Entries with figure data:

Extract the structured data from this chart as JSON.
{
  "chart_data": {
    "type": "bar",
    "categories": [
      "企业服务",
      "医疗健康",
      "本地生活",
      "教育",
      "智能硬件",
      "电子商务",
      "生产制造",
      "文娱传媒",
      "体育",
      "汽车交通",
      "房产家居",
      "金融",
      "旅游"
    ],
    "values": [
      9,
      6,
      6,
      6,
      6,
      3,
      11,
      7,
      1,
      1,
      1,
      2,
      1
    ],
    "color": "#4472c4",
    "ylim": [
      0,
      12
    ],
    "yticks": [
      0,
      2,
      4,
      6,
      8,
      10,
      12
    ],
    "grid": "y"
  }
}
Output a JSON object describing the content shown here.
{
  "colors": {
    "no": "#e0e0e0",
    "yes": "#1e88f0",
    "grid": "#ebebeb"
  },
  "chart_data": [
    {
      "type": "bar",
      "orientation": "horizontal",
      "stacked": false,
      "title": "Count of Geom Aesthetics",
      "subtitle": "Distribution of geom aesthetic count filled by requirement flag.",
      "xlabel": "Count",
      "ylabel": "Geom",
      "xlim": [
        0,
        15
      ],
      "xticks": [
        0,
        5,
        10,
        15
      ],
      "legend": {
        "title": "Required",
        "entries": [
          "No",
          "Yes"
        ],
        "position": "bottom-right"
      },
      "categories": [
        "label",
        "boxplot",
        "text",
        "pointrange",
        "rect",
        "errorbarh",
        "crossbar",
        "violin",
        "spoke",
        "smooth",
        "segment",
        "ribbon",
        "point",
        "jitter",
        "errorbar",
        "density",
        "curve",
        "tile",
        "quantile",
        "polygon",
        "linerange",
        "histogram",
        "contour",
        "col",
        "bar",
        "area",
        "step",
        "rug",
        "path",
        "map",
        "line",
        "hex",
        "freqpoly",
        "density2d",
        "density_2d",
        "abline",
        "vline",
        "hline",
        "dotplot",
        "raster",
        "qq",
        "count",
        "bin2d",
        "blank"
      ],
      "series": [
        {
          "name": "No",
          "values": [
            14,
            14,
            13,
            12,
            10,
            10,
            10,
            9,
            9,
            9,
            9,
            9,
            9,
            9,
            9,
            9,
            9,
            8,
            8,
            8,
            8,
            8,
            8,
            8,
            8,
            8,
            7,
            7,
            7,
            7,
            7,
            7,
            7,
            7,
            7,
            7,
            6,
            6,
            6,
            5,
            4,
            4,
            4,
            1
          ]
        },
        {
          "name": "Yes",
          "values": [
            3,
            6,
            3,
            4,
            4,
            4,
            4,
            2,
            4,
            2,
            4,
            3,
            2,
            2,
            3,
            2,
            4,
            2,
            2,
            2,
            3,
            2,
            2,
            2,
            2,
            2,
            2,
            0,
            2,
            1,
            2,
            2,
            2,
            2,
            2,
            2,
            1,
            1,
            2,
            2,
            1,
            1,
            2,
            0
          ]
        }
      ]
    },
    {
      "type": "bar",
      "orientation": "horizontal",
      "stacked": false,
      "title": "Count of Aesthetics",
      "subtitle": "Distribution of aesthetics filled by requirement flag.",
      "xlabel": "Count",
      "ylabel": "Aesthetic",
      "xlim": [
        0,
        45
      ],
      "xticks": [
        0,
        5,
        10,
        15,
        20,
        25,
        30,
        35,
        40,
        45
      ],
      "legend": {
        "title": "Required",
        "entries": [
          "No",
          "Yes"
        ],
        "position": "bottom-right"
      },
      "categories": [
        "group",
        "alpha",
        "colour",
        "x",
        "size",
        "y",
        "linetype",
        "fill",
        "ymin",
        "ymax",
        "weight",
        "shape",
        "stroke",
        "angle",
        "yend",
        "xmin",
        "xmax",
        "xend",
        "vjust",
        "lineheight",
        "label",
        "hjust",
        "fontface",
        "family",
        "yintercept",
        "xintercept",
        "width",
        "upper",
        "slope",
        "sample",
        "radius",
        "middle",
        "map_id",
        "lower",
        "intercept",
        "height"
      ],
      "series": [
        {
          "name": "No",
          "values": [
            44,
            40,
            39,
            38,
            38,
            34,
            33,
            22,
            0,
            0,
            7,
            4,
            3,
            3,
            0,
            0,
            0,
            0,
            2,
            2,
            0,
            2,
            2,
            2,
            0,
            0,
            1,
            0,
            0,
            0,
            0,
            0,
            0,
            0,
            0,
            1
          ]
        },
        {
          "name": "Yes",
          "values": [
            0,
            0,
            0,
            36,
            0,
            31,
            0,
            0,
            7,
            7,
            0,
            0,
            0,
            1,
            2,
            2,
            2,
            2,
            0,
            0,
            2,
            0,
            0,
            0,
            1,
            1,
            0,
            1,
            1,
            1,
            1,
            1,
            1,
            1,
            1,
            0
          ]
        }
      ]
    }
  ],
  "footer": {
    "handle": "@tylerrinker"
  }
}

**Work required:**
Print the records above in full, exactly.

**Answer for this exercise:**
Extract the structured data from this chart as JSON.
{
  "chart_data": {
    "type": "bar",
    "categories": [
      "企业服务",
      "医疗健康",
      "本地生活",
      "教育",
      "智能硬件",
      "电子商务",
      "生产制造",
      "文娱传媒",
      "体育",
      "汽车交通",
      "房产家居",
      "金融",
      "旅游"
    ],
    "values": [
      9,
      6,
      6,
      6,
      6,
      3,
      11,
      7,
      1,
      1,
      1,
      2,
      1
    ],
    "color": "#4472c4",
    "ylim": [
      0,
      12
    ],
    "yticks": [
      0,
      2,
      4,
      6,
      8,
      10,
      12
    ],
    "grid": "y"
  }
}
Output a JSON object describing the content shown here.
{
  "colors": {
    "no": "#e0e0e0",
    "yes": "#1e88f0",
    "grid": "#ebebeb"
  },
  "chart_data": [
    {
      "type": "bar",
      "orientation": "horizontal",
      "stacked": false,
      "title": "Count of Geom Aesthetics",
      "subtitle": "Distribution of geom aesthetic count filled by requirement flag.",
      "xlabel": "Count",
      "ylabel": "Geom",
      "xlim": [
        0,
        15
      ],
      "xticks": [
        0,
        5,
        10,
        15
      ],
      "legend": {
        "title": "Required",
        "entries": [
          "No",
          "Yes"
        ],
        "position": "bottom-right"
      },
      "categories": [
        "label",
        "boxplot",
        "text",
        "pointrange",
        "rect",
        "errorbarh",
        "crossbar",
        "violin",
        "spoke",
        "smooth",
        "segment",
        "ribbon",
        "point",
        "jitter",
        "errorbar",
        "density",
        "curve",
        "tile",
        "quantile",
        "polygon",
        "linerange",
        "histogram",
        "contour",
        "col",
        "bar",
        "area",
        "step",
        "rug",
        "path",
        "map",
        "line",
        "hex",
        "freqpoly",
        "density2d",
        "density_2d",
        "abline",
        "vline",
        "hline",
        "dotplot",
        "raster",
        "qq",
        "count",
        "bin2d",
        "blank"
      ],
      "series": [
        {
          "name": "No",
          "values": [
            14,
            14,
            13,
            12,
            10,
            10,
            10,
            9,
            9,
            9,
            9,
            9,
            9,
            9,
            9,
            9,
            9,
            8,
            8,
            8,
            8,
            8,
            8,
            8,
            8,
            8,
            7,
            7,
            7,
            7,
            7,
            7,
            7,
            7,
            7,
            7,
            6,
            6,
            6,
            5,
            4,
            4,
            4,
            1
          ]
        },
        {
          "name": "Yes",
          "values": [
            3,
            6,
            3,
            4,
            4,
            4,
            4,
            2,
            4,
            2,
            4,
            3,
            2,
            2,
            3,
            2,
            4,
            2,
            2,
            2,
            3,
            2,
            2,
            2,
            2,
            2,
            2,
            0,
            2,
            1,
            2,
            2,
            2,
            2,
            2,
            2,
            1,
            1,
            2,
            2,
            1,
            1,
            2,
            0
          ]
        }
      ]
    },
    {
      "type": "bar",
      "orientation": "horizontal",
      "stacked": false,
      "title": "Count of Aesthetics",
      "subtitle": "Distribution of aesthetics filled by requirement flag.",
      "xlabel": "Count",
      "ylabel": "Aesthetic",
      "xlim": [
        0,
        45
      ],
      "xticks": [
        0,
        5,
        10,
        15,
        20,
        25,
        30,
        35,
        40,
        45
      ],
      "legend": {
        "title": "Required",
        "entries": [
          "No",
          "Yes"
        ],
        "position": "bottom-right"
      },
      "categories": [
        "group",
        "alpha",
        "colour",
        "x",
        "size",
        "y",
        "linetype",
        "fill",
        "ymin",
        "ymax",
        "weight",
        "shape",
        "stroke",
        "angle",
        "yend",
        "xmin",
        "xmax",
        "xend",
        "vjust",
        "lineheight",
        "label",
        "hjust",
        "fontface",
        "family",
        "yintercept",
        "xintercept",
        "width",
        "upper",
        "slope",
        "sample",
        "radius",
        "middle",
        "map_id",
        "lower",
        "intercept",
        "height"
      ],
      "series": [
        {
          "name": "No",
          "values": [
            44,
            40,
            39,
            38,
            38,
            34,
            33,
            22,
            0,
            0,
            7,
            4,
            3,
            3,
            0,
            0,
            0,
            0,
            2,
            2,
            0,
            2,
            2,
            2,
            0,
            0,
            1,
            0,
            0,
            0,
            0,
            0,
            0,
            0,
            0,
            1
          ]
        },
        {
          "name": "Yes",
          "values": [
            0,
            0,
            0,
            36,
            0,
            31,
            0,
            0,
            7,
            7,
            0,
            0,
            0,
            1,
            2,
            2,
            2,
            2,
            0,
            0,
            2,
            0,
            0,
            0,
            1,
            1,
            0,
            1,
            1,
            1,
            1,
            1,
            1,
            1,
            1,
            0
          ]
        }
      ]
    }
  ],
  "footer": {
    "handle": "@tylerrinker"
  }
}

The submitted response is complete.